### GIVEN DATA

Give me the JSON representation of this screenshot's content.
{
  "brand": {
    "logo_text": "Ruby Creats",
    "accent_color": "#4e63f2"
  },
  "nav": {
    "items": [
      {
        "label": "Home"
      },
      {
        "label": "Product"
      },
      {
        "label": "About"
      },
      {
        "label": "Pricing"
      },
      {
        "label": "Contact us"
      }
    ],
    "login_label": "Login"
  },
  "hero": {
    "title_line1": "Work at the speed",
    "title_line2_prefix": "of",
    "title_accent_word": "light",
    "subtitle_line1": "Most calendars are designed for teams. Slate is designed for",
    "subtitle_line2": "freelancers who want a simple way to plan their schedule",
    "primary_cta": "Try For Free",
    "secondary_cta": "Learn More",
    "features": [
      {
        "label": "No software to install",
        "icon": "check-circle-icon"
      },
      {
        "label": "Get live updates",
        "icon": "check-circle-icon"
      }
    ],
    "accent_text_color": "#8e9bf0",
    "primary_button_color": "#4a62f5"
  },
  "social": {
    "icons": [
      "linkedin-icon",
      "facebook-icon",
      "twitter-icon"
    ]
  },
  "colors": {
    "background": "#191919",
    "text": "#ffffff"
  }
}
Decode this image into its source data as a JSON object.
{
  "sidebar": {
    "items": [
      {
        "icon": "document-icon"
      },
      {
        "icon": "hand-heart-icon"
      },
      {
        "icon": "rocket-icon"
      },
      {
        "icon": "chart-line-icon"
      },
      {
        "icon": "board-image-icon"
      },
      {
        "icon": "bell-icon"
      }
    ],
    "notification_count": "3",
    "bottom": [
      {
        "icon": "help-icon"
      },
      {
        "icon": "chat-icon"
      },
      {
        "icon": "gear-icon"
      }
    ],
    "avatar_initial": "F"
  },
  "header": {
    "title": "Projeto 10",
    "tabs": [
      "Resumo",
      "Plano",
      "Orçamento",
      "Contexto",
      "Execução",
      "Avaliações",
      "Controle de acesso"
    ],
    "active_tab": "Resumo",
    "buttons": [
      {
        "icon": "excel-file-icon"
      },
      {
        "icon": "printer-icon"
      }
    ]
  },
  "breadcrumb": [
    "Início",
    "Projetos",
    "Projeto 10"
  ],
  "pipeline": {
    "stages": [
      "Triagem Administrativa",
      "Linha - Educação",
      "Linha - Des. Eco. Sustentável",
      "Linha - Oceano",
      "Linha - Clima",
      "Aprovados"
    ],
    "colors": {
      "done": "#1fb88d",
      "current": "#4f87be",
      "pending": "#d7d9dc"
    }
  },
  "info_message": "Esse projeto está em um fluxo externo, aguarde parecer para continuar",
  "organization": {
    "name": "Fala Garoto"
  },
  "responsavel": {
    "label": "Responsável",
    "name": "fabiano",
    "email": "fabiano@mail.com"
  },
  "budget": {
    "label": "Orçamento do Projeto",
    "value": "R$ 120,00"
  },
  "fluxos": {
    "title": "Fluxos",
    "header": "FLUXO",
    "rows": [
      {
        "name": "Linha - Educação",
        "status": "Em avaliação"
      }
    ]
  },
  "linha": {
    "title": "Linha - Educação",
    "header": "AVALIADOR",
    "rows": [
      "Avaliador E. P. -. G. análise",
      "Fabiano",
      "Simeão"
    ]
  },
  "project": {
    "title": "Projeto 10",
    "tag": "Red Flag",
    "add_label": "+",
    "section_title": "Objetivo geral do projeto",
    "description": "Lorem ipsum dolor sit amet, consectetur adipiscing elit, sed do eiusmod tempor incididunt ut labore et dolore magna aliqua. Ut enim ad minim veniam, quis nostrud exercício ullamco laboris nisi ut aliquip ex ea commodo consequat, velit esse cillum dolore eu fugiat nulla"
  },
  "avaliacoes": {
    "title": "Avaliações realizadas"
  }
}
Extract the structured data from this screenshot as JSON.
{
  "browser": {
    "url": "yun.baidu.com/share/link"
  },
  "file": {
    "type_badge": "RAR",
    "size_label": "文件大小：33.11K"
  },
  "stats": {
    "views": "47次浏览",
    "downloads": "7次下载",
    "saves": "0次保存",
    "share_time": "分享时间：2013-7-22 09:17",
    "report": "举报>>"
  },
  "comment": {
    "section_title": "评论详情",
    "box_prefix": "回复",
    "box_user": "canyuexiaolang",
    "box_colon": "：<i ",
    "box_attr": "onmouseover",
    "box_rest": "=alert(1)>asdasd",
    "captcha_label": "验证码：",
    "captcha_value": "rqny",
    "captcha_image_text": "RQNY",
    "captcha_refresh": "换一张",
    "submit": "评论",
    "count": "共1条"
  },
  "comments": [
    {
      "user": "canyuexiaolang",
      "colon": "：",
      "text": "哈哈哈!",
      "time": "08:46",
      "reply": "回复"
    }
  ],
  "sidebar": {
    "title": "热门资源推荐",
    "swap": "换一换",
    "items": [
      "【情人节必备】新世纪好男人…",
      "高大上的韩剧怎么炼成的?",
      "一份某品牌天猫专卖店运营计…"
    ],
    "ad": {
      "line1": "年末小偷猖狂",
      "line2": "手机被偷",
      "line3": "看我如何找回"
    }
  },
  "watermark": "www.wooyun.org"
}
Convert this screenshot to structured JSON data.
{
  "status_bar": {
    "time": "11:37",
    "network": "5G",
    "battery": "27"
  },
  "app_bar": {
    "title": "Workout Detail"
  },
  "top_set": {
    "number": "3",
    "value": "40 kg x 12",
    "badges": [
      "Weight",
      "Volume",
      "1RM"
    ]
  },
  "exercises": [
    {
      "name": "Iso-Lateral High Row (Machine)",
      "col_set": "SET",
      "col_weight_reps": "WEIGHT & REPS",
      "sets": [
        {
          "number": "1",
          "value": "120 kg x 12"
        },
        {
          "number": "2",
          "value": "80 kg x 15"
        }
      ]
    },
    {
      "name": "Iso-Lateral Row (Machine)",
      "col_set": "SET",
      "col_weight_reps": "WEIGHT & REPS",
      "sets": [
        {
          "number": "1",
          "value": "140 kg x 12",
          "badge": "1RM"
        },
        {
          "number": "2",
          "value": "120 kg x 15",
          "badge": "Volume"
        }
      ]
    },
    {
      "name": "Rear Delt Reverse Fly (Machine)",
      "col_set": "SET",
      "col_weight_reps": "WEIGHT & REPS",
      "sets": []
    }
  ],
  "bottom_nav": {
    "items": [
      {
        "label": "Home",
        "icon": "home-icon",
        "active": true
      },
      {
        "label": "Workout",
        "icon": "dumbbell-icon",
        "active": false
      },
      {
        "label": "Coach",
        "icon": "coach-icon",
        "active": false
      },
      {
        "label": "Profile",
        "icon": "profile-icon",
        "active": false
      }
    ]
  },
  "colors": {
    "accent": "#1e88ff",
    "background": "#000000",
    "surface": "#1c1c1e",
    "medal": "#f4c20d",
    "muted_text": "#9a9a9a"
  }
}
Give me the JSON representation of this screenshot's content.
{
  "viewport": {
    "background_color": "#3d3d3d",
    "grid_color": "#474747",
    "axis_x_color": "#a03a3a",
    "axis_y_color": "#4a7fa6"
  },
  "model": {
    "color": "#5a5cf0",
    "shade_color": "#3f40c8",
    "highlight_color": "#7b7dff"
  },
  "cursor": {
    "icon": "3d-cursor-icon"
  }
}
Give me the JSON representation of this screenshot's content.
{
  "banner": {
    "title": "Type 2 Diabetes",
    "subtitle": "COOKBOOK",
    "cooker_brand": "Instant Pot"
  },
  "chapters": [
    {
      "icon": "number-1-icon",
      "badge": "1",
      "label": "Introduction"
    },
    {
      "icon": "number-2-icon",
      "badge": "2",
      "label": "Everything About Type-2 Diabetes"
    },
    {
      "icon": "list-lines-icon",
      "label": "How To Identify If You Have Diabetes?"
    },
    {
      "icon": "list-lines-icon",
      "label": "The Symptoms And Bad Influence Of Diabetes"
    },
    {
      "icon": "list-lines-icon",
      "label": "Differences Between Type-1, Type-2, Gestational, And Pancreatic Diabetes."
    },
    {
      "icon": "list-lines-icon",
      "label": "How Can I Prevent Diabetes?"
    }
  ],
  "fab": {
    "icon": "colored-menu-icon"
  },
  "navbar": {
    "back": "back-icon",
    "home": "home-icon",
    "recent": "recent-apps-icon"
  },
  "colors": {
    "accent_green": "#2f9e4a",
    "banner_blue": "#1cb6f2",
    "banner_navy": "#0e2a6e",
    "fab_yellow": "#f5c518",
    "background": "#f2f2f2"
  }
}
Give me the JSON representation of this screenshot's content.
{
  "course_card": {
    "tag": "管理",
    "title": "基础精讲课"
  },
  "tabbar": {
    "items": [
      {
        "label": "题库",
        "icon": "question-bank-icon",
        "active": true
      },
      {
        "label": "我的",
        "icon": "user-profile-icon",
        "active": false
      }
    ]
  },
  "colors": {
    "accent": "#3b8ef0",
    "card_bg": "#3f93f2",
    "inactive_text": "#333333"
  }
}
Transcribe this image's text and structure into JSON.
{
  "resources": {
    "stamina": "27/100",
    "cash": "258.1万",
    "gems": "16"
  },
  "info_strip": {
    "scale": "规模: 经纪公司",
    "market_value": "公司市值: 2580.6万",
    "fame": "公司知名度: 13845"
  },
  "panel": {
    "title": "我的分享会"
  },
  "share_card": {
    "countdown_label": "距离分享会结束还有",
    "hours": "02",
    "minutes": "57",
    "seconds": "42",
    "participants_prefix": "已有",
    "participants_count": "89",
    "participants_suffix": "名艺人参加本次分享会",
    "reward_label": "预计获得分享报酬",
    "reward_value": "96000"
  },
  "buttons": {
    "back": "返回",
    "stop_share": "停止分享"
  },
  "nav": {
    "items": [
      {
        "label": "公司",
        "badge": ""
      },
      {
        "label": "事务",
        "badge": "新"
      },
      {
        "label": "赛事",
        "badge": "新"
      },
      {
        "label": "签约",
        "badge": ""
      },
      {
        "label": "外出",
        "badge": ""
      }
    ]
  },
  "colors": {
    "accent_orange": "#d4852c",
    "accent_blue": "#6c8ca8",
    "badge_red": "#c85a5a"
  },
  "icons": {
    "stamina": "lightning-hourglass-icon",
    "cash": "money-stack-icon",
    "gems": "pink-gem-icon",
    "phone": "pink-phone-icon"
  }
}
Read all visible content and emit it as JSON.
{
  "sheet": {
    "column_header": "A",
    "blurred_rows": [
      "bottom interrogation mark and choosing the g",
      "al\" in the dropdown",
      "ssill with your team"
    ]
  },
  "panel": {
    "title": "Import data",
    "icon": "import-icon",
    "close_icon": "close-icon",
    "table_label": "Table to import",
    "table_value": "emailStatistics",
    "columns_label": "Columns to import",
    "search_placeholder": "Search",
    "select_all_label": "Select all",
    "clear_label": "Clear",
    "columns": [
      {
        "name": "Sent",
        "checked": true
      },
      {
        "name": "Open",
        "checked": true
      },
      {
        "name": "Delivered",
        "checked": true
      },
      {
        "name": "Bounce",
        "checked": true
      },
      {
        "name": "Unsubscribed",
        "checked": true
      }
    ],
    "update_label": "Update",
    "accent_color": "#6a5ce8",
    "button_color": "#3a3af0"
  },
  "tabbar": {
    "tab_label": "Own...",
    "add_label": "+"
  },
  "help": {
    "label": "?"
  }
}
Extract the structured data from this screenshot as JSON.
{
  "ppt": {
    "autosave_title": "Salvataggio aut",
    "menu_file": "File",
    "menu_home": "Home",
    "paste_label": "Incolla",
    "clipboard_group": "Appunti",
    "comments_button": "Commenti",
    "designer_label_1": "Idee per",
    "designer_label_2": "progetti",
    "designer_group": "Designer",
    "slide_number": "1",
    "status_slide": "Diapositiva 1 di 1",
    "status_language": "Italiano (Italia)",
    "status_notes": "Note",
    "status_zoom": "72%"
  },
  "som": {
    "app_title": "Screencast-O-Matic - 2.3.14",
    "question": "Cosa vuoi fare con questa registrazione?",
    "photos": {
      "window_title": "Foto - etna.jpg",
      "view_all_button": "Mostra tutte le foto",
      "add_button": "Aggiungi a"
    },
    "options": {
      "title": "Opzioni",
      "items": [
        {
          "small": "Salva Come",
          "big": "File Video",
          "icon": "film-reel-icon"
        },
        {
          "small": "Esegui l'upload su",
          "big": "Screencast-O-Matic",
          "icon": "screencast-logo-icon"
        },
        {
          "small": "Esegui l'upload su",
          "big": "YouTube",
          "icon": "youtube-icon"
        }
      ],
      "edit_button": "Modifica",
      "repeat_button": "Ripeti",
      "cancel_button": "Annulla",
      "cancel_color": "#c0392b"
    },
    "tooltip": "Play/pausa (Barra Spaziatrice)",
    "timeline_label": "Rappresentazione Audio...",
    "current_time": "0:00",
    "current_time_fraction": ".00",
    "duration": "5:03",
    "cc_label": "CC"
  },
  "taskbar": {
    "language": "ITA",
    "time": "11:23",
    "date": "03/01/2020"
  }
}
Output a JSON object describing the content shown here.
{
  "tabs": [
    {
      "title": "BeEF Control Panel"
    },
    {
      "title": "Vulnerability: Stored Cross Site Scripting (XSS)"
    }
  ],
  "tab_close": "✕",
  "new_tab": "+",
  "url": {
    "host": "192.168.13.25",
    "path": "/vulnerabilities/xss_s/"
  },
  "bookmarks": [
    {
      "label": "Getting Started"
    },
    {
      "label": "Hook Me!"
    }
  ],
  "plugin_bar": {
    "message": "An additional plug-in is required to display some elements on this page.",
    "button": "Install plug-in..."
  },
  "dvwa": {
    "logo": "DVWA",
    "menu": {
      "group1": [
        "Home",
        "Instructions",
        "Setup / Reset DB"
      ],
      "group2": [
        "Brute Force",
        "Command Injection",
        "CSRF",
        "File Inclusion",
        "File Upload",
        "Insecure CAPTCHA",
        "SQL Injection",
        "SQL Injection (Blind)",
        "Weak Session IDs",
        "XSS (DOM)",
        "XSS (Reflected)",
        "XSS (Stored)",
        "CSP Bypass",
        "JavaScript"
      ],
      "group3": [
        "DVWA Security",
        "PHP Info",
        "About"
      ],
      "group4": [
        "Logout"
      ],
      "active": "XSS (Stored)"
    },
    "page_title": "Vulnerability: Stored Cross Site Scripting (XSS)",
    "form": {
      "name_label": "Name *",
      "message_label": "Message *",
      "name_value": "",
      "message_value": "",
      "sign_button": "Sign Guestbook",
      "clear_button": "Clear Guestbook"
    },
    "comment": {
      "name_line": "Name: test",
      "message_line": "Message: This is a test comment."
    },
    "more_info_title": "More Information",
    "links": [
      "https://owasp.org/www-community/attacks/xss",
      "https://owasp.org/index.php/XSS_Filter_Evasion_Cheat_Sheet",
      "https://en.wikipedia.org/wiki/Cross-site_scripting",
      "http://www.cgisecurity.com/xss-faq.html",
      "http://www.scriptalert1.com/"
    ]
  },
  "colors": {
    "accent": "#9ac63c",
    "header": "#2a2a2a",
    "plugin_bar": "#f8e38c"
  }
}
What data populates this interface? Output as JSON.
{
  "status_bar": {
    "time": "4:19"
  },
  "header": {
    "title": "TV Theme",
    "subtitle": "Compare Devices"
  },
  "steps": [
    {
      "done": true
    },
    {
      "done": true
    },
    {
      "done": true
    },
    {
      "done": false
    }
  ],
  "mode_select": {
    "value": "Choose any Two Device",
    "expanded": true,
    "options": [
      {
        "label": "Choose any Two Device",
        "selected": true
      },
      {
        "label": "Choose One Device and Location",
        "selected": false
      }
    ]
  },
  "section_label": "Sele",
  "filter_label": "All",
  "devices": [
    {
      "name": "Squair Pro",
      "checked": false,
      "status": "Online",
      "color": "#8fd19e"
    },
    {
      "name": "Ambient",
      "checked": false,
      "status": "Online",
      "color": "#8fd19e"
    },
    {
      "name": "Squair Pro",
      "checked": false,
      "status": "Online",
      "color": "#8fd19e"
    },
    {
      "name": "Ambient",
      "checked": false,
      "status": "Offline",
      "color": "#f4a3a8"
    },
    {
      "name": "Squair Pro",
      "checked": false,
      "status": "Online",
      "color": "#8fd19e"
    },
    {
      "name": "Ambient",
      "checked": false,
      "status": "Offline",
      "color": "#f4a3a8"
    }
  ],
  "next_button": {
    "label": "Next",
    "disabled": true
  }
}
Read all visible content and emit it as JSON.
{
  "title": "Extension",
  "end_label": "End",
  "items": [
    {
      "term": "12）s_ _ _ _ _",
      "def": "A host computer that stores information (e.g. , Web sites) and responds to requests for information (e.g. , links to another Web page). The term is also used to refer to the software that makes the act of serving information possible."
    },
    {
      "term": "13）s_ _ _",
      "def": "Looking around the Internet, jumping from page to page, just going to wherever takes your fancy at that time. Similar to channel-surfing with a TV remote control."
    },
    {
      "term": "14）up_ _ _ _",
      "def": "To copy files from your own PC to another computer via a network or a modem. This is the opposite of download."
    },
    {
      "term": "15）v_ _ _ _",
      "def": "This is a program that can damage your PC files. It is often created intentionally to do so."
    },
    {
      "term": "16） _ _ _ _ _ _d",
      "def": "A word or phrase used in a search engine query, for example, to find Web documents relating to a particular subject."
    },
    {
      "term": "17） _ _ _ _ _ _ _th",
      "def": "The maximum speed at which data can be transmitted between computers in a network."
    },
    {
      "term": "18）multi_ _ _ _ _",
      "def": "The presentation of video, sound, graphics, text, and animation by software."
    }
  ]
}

######

◆ **STATED TASK**:
Count every line in the entries above where the word "used" appears; respond with the number alone.

◆ **FINISHED ANSWER**:
2